I.Fisk not that the reliability of GUMs and SCAS/gLexec are relevant whether one uses MUPJ or not. And they should be evaluated.
M.Schulz replied that for the moment the SCAS solution is not as reliable as it will be, but will improve. For the moment SCAS may be a bottle neck for a Site.
J.Templon noted that Experiments could exercise SCAS for a fraction of their jobs and one could evaluate the reliability.
Ph.Charpentier replied that the Experiments do not have time for those tests.
Tier-1 Sites should collect the answers on the MUPJ questionnaire from their Tier-2 Sites. They are expected to report on the answers form their countries.
Ph.Charpentier noted that there could also be a question of MUPJ without gLexec.
M.Litmaath replied that it is implicit and Sites can have their additional comments. He reminded that in case of legal issues one must should that had done all that is possible to correctly collect authorization information.
J.Templon noted that would be better to have some external body assessing/certifying the security situation.
I.Bird noted that the situation is good and we have done the necessary due diligence on the matter. And the advice given by expert of the policy group which said to use for example gLexec.
D.Barberis noted that some Tier-2 will not have a reference Tier-1.
I.Bird suggested sending the questionnaire to the Collaboration Board mailing list even if the Tier-1 will report on their Tier-2 Sites.
6. ALICE Quarterly Report (2009Q4) (Slides) – Y.Schutz
Y.Schutz presented the Quarterly Report 2009Q4 for ALICE.

» **EXERCISE TASKS**
**A.** According to the meeting minutes, who should collect the answers on the MUPJ questionnaire from the Tier-2 Sites?
**B.** In the rows of Block 1, reproduce every row from the one containing "list-item-text: Ensure your" through the one containing "list-item-text: Force close", including both of them.
The meeting minutes and the rows below them are unrelated to each other.

» **SUPPLIED ENTRIES**
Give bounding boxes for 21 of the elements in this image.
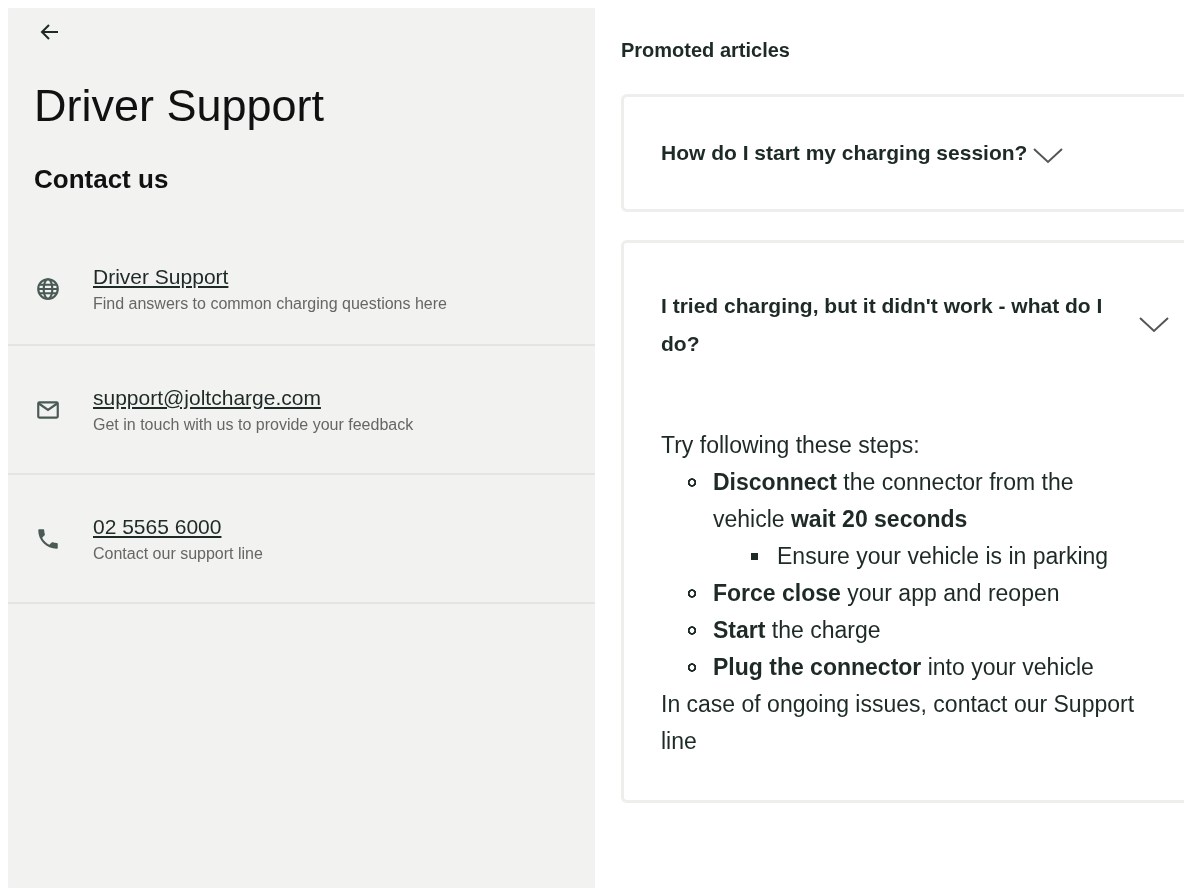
list-item-text: Ensure your vehicle is in parking	[777, 543, 1109, 569]
chevron-down-icon	[1033, 148, 1064, 164]
section-heading: Promoted articles	[621, 38, 791, 62]
article-header[interactable]: How do I start my charging session?	[624, 97, 1184, 209]
list-item-text: Force close your app and reopen	[713, 580, 1060, 606]
contact-link[interactable]: 02 5565 6000	[93, 514, 222, 539]
body-text: In case of ongoing issues, contact our Support line	[661, 690, 1136, 756]
globe-icon	[35, 276, 61, 302]
list-item-text: Start the charge	[713, 617, 881, 643]
body-text: Try following these steps:	[661, 431, 921, 460]
contact-link[interactable]: Driver Support	[93, 265, 229, 289]
list-item-text: Disconnect the connector from the vehicle wait 20 seconds	[713, 469, 1074, 532]
chevron-down-icon	[1139, 317, 1169, 333]
contact-description: Get in touch with us to provide your feedback	[93, 415, 414, 434]
page-title: Driver Support	[34, 79, 326, 133]
contact-description: Contact our support line	[93, 544, 263, 563]
list-item-text: Plug the connector into your vehicle	[713, 654, 1094, 680]
contact-description: Find answers to common charging questions here	[93, 295, 447, 313]
article-header[interactable]: I tried charging, but it didn't work - what do I do?	[624, 243, 1184, 407]
contact-link[interactable]: support@joltcharge.com	[93, 385, 321, 410]
section-heading: Contact us	[34, 163, 170, 196]
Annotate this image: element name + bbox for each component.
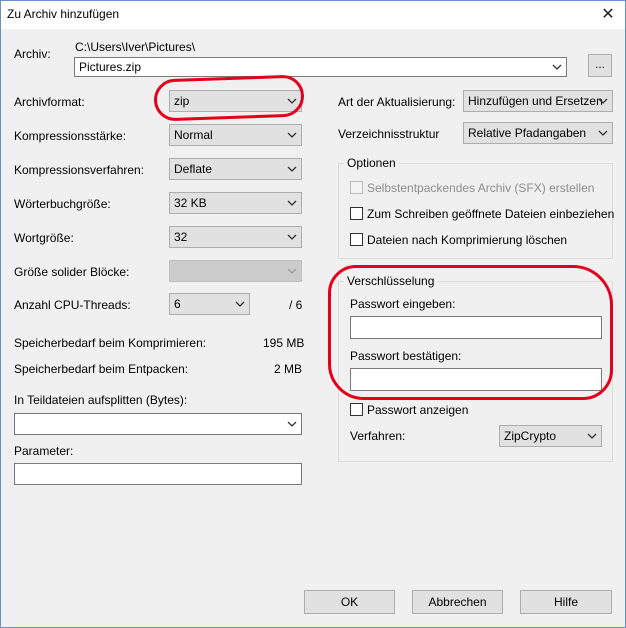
chevron-down-icon xyxy=(597,126,609,140)
method-label: Kompressionsverfahren: xyxy=(14,163,145,177)
encryption-method-value: ZipCrypto xyxy=(504,429,557,443)
encryption-title: Verschlüsselung xyxy=(344,274,438,288)
chevron-down-icon xyxy=(234,297,246,311)
browse-button[interactable]: ... xyxy=(588,54,612,77)
chevron-down-icon xyxy=(597,94,609,108)
threads-select[interactable]: 6 xyxy=(169,293,250,315)
chevron-down-icon xyxy=(586,429,598,443)
solid-select xyxy=(169,260,302,282)
chevron-down-icon xyxy=(551,60,563,74)
close-button[interactable]: ✕ xyxy=(591,1,625,29)
word-select[interactable]: 32 xyxy=(169,226,302,248)
sfx-checkbox xyxy=(350,181,363,194)
chevron-down-icon xyxy=(286,162,298,176)
chevron-down-icon xyxy=(286,196,298,210)
password-input[interactable] xyxy=(350,316,602,339)
solid-label: Größe solider Blöcke: xyxy=(14,265,130,279)
mem-compress-label: Speicherbedarf beim Komprimieren: xyxy=(14,336,207,350)
word-value: 32 xyxy=(174,230,188,244)
threads-value: 6 xyxy=(174,297,181,311)
threads-label: Anzahl CPU-Threads: xyxy=(14,298,131,312)
archive-filename: Pictures.zip xyxy=(79,60,142,74)
chevron-down-icon xyxy=(286,264,298,278)
close-icon: ✕ xyxy=(601,6,615,23)
split-label: In Teildateien aufsplitten (Bytes): xyxy=(14,393,188,407)
update-mode-select[interactable]: Hinzufügen und Ersetzen xyxy=(463,90,613,112)
dict-value: 32 KB xyxy=(174,196,207,210)
chevron-down-icon xyxy=(286,128,298,142)
password-confirm-input[interactable] xyxy=(350,368,602,391)
mem-compress-value: 195 MB xyxy=(263,336,305,350)
params-input[interactable] xyxy=(14,463,302,485)
archive-filename-combo[interactable]: Pictures.zip xyxy=(74,57,567,77)
show-password-label: Passwort anzeigen xyxy=(367,403,469,417)
cancel-button[interactable]: Abbrechen xyxy=(412,590,503,614)
delete-after-label: Dateien nach Komprimierung löschen xyxy=(367,233,568,247)
threads-max: / 6 xyxy=(289,298,303,312)
level-label: Kompressionsstärke: xyxy=(14,129,127,143)
path-mode-label: Verzeichnisstruktur xyxy=(338,127,440,141)
window-title: Zu Archiv hinzufügen xyxy=(7,7,120,21)
sfx-label: Selbstentpackendes Archiv (SFX) erstelle… xyxy=(367,181,595,195)
method-value: Deflate xyxy=(174,162,213,176)
path-mode-value: Relative Pfadangaben xyxy=(468,126,587,140)
options-title: Optionen xyxy=(344,156,399,170)
chevron-down-icon xyxy=(286,417,298,431)
level-value: Normal xyxy=(174,128,213,142)
show-password-checkbox[interactable] xyxy=(350,403,363,416)
mem-decompress-label: Speicherbedarf beim Entpacken: xyxy=(14,362,189,376)
title-bar: Zu Archiv hinzufügen ✕ xyxy=(1,1,625,29)
shared-files-label: Zum Schreiben geöffnete Dateien einbezie… xyxy=(367,207,615,221)
archive-path: C:\Users\Iver\Pictures\ xyxy=(75,40,196,54)
archive-label: Archiv: xyxy=(14,47,51,61)
dict-select[interactable]: 32 KB xyxy=(169,192,302,214)
method-select[interactable]: Deflate xyxy=(169,158,302,180)
update-mode-value: Hinzufügen und Ersetzen xyxy=(468,94,603,108)
ok-button[interactable]: OK xyxy=(304,590,395,614)
password-label: Passwort eingeben: xyxy=(350,297,456,311)
split-select[interactable] xyxy=(14,413,302,435)
word-label: Wortgröße: xyxy=(14,231,74,245)
delete-after-checkbox[interactable] xyxy=(350,233,363,246)
encryption-method-label: Verfahren: xyxy=(350,429,406,443)
update-mode-label: Art der Aktualisierung: xyxy=(338,95,456,109)
format-select[interactable]: zip xyxy=(169,90,302,112)
mem-decompress-value: 2 MB xyxy=(273,362,302,376)
encryption-method-select[interactable]: ZipCrypto xyxy=(499,425,602,447)
level-select[interactable]: Normal xyxy=(169,124,302,146)
help-button[interactable]: Hilfe xyxy=(520,590,612,614)
password-confirm-label: Passwort bestätigen: xyxy=(350,349,462,363)
params-label: Parameter: xyxy=(14,444,74,458)
chevron-down-icon xyxy=(286,94,298,108)
path-mode-select[interactable]: Relative Pfadangaben xyxy=(463,122,613,144)
shared-files-checkbox[interactable] xyxy=(350,207,363,220)
format-label: Archivformat: xyxy=(14,95,85,109)
dialog-window: Zu Archiv hinzufügen ✕ Archiv: C:\Users\… xyxy=(0,0,626,628)
format-value: zip xyxy=(174,94,190,108)
dict-label: Wörterbuchgröße: xyxy=(14,197,111,211)
chevron-down-icon xyxy=(286,230,298,244)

» **SOLUTIONS TO THE PROBLEMS**
**A.** Tier-1 Sites

**B.**
list-item-text: Ensure your vehicle is in parking	[777, 543, 1109, 569]
chevron-down-icon	[1033, 148, 1064, 164]
section-heading: Promoted articles	[621, 38, 791, 62]
article-header[interactable]: How do I start my charging session?	[624, 97, 1184, 209]
list-item-text: Force close your app and reopen	[713, 580, 1060, 606]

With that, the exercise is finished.